> STUDY TEXT:

“A Most Wanted Man” delivers subtle, nuanced thrills

Photo+courtesy+of+Sundance+Institute.

Photo courtesy of Sundance Institute.

Photo courtesy of Sundance Institute.
Photo courtesy of Sundance Institute.
Compassionate subtlety, mounting paranoia, and meticulous detail take center stage in Anton Corbijn’s adaptation of John le Carre’s 2008 bestseller, “A Most Wanted Man.” Set in the post-9/11 world of counter-terrorism, the film doesn’t sport the melodrama present in many detective thrillers. Rather, it relies on the nuances delivered by a stellar cast to constantly keep audiences engaged amid the muted greys of the Eastern immigrant-laden community in Hamburg, Germany. This film blew every expectation I ever had of spy thrillers, as this was about as far from traditional as you can get and still be in the same genre. It’s not a “white-knuckle ride” or full of dramatic overtures of suggestive music. There aren’t wildly fired gunshots or huge reveals throughout the film. No, Corbijn’s genius is in the subtle control over his audience through small moments of tonal control that, in the last 15 minutes of the film, become extraordinarily important. It’s only as the credits roll that you understand just how gripping the film really was.

> AIM OF THE EXERCISE:
Pick up the review of "A Most Wanted Man" after its last sentence and continue it in the same voice.

> DATA LISTING:
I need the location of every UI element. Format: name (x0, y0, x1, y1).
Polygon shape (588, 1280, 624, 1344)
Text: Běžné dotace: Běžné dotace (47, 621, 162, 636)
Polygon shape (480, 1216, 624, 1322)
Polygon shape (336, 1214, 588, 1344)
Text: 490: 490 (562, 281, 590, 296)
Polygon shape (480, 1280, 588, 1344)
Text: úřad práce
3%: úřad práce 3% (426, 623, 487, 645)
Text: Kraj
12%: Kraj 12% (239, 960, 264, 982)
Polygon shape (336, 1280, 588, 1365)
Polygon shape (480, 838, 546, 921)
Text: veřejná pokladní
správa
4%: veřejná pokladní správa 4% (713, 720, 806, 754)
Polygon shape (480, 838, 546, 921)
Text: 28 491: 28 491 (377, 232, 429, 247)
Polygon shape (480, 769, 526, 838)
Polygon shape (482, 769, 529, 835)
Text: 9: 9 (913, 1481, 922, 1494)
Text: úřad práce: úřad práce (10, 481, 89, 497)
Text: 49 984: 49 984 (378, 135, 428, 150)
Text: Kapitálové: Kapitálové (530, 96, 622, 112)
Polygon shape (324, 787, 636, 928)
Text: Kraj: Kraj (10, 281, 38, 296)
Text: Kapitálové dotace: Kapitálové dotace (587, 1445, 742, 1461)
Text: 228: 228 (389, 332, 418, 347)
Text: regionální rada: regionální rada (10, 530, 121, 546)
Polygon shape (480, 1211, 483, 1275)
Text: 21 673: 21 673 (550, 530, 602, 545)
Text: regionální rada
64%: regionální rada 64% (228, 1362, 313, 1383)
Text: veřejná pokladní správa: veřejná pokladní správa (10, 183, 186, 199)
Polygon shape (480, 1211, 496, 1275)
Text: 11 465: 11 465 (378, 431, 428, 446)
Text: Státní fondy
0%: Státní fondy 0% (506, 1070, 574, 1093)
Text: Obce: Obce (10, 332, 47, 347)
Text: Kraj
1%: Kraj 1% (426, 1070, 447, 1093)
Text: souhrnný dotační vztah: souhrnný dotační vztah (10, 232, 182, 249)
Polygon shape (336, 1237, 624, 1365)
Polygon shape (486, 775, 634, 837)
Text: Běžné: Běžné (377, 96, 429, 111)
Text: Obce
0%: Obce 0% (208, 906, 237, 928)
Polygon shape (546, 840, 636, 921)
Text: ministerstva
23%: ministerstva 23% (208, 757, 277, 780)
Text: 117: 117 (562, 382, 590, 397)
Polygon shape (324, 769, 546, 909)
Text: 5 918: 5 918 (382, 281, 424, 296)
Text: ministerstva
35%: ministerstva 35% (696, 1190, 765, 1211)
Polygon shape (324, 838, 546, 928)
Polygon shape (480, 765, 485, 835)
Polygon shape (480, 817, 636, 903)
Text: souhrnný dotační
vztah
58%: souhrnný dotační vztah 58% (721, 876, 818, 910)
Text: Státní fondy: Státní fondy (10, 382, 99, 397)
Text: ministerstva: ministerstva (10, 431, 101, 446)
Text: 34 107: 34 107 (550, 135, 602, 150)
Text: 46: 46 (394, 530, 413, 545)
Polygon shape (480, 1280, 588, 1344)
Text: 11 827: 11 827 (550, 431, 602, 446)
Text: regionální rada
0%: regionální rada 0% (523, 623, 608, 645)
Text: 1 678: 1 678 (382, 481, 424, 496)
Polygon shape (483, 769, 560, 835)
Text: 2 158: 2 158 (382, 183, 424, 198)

> YOUR RESPONSE:
The focal point of the film is Gunther Bachmann, played brilliantly by Philip Seymour Hoffman. The old-school spy is delightfully seedy, coldly witty, and distrustful of everyone outside of his small, low-profile German intelligence team, a team which doesn’t exist in the eyes of German law and whose goal is to hunt down possible Islamist extremists or homeland security threats. Gunther’s latest tip-off leads him to the bedraggled Chechen-Russian illegal immigrant Issa Karpov (Grigoriy Dobrygin) who is suspected of being a jihadist because of a vast amount of money he inherited from his late father. Gunther, who suspects Karpov might be able to lead him to well-known and respected Muslim scholar Dr. Faisal Abdullah, sends his team to intercept human rights attorney Annabel Richter (Rachel McAdams), who is trying to keep Karpov in Hamburg legally. Though she is initially repulsed by the idea of turning on her client, Gunther eventually convinces Richter to act as his mole and finagle the transfer of all of Karpov’s inheritance (an inheritance Karpov himself has no interest in, by the way) to Abdullah. To assist in this task is Thomas Brue (Willem Dafoe), whose father knew Karpov’s father and who is pressured into helping by a letter between the two that Karpov brings to him. Together, Gunther’s team works to subtly convince Karpov to sign over the money, all with Gunther’s reassurance to the reluctant Richter that Karpov will be allowed to remain in Hamburg and will not be deported back to Russia.
But then the last 15 minutes of the film happen, and it’s nigh impossible to guess the outcome of that.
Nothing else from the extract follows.